--- START OF DATASET ROWS ---
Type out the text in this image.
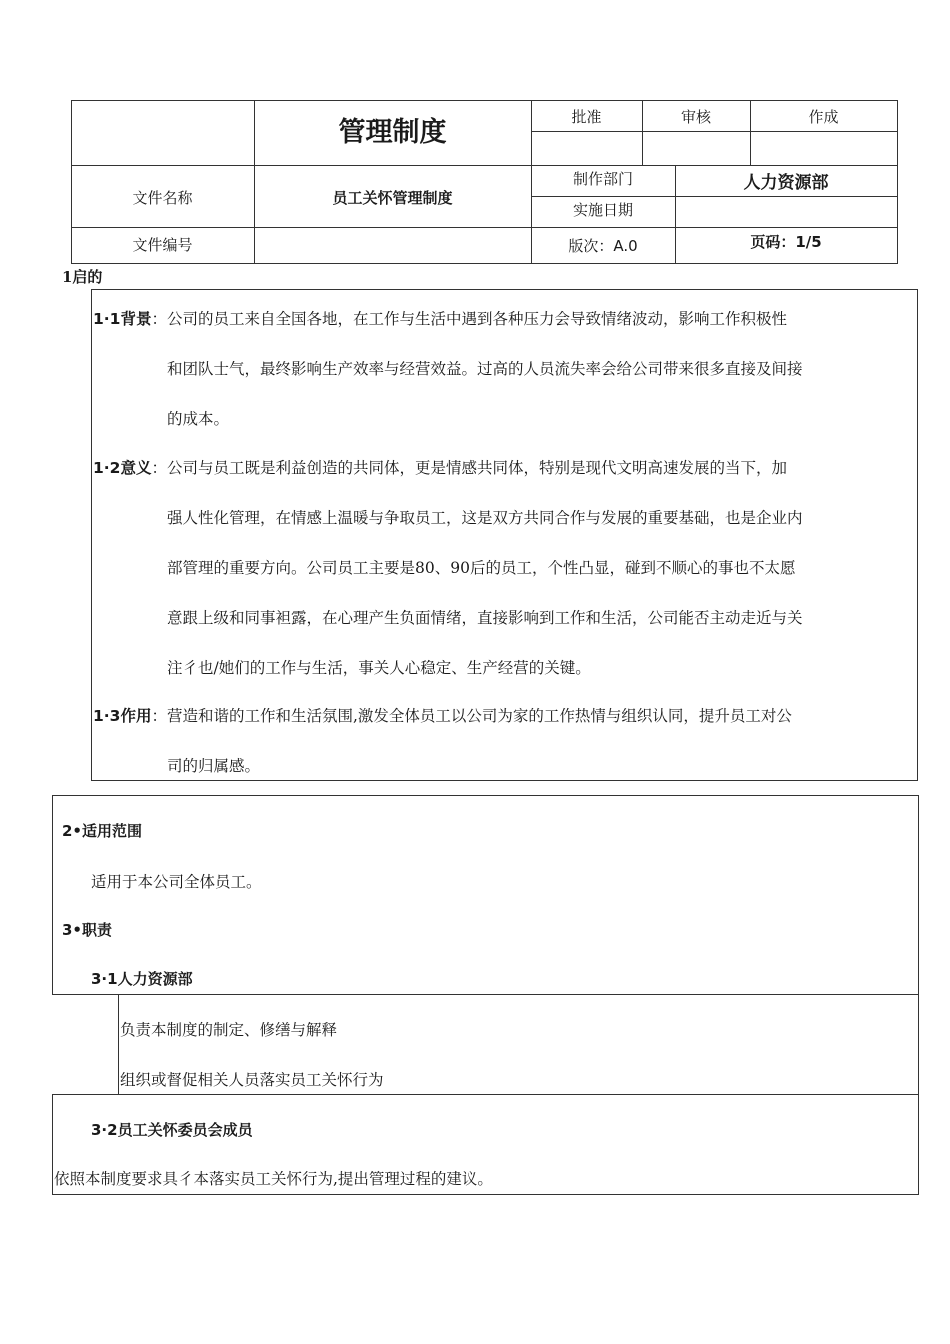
管理制度	批准	审核	作成
文件名称	员工关怀管理制度
制作部门	人力资源部
实施日期
文件编号	版次：A.0	页码：1/5
1启的
1·1背景：公司的员工来自全国各地，在工作与生活中遇到各种压力会导致情绪波动，影响工作积极性
和团队士气，最终影响生产效率与经营效益。过高的人员流失率会给公司带来很多直接及间接
的成本。
1·2意义：公司与员工既是利益创造的共同体，更是情感共同体，特别是现代文明高速发展的当下，加
强人性化管理，在情感上温暖与争取员工，这是双方共同合作与发展的重要基础，也是企业内
部管理的重要方向。公司员工主要是80、90后的员工，个性凸显，碰到不顺心的事也不太愿
意跟上级和同事袒露，在心理产生负面情绪，直接影响到工作和生活，公司能否主动走近与关
注彳也/她们的工作与生活，事关人心稳定、生产经营的关键。
1·3作用：营造和谐的工作和生活氛围,激发全体员工以公司为家的工作热情与组织认同，提升员工对公
司的归属感。
2•适用范围
适用于本公司全体员工。
3•职责
3·1人力资源部
负责本制度的制定、修缮与解释
组织或督促相关人员落实员工关怀行为
3·2员工关怀委员会成员
依照本制度要求具彳本落实员工关怀行为,提出管理过程的建议。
--- END OF DATASET ROWS ---
TASK TO CARRY OUT -
Exclude the pictures, and transcribe all of the material exactly.

EXERCISE SOLUTION -
Type out the text in this image.
管理制度	批准	审核	作成
文件名称	员工关怀管理制度
制作部门	人力资源部
实施日期
文件编号	版次：A.0	页码：1/5
1启的
1·1背景：公司的员工来自全国各地，在工作与生活中遇到各种压力会导致情绪波动，影响工作积极性
和团队士气，最终影响生产效率与经营效益。过高的人员流失率会给公司带来很多直接及间接
的成本。
1·2意义：公司与员工既是利益创造的共同体，更是情感共同体，特别是现代文明高速发展的当下，加
强人性化管理，在情感上温暖与争取员工，这是双方共同合作与发展的重要基础，也是企业内
部管理的重要方向。公司员工主要是80、90后的员工，个性凸显，碰到不顺心的事也不太愿
意跟上级和同事袒露，在心理产生负面情绪，直接影响到工作和生活，公司能否主动走近与关
注彳也/她们的工作与生活，事关人心稳定、生产经营的关键。
1·3作用：营造和谐的工作和生活氛围,激发全体员工以公司为家的工作热情与组织认同，提升员工对公
司的归属感。
2•适用范围
适用于本公司全体员工。
3•职责
3·1人力资源部
负责本制度的制定、修缮与解释
组织或督促相关人员落实员工关怀行为
3·2员工关怀委员会成员
依照本制度要求具彳本落实员工关怀行为,提出管理过程的建议。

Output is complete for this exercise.